:: The exercise ::
Copy each line that holds "label".

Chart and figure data
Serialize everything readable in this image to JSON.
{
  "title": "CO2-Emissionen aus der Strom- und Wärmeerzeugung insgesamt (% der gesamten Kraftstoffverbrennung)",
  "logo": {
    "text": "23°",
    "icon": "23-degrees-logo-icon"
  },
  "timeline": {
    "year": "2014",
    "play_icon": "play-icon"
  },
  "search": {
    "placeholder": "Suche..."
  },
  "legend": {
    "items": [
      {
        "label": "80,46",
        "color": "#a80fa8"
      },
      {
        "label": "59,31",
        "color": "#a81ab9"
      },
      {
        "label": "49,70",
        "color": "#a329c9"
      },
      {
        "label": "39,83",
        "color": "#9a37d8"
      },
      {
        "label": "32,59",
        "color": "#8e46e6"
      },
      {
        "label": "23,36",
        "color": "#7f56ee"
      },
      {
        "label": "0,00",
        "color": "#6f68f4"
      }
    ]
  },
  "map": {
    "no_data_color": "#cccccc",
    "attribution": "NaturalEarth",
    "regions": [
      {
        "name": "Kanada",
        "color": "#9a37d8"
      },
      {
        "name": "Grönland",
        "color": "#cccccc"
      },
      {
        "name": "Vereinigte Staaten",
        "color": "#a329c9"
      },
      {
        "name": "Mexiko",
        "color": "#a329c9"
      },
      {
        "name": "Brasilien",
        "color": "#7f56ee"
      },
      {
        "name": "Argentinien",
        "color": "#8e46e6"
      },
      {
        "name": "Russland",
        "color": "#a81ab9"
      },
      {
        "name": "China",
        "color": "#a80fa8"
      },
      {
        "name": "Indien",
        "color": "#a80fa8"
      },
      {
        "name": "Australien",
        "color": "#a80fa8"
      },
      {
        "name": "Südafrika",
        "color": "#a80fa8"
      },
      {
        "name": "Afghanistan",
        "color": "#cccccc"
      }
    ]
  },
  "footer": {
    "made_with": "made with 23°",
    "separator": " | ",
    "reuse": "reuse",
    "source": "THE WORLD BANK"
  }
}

:: Written response ::
        "label": "80,46",
        "label": "59,31",
        "label": "49,70",
        "label": "39,83",
        "label": "32,59",
        "label": "23,36",
        "label": "0,00",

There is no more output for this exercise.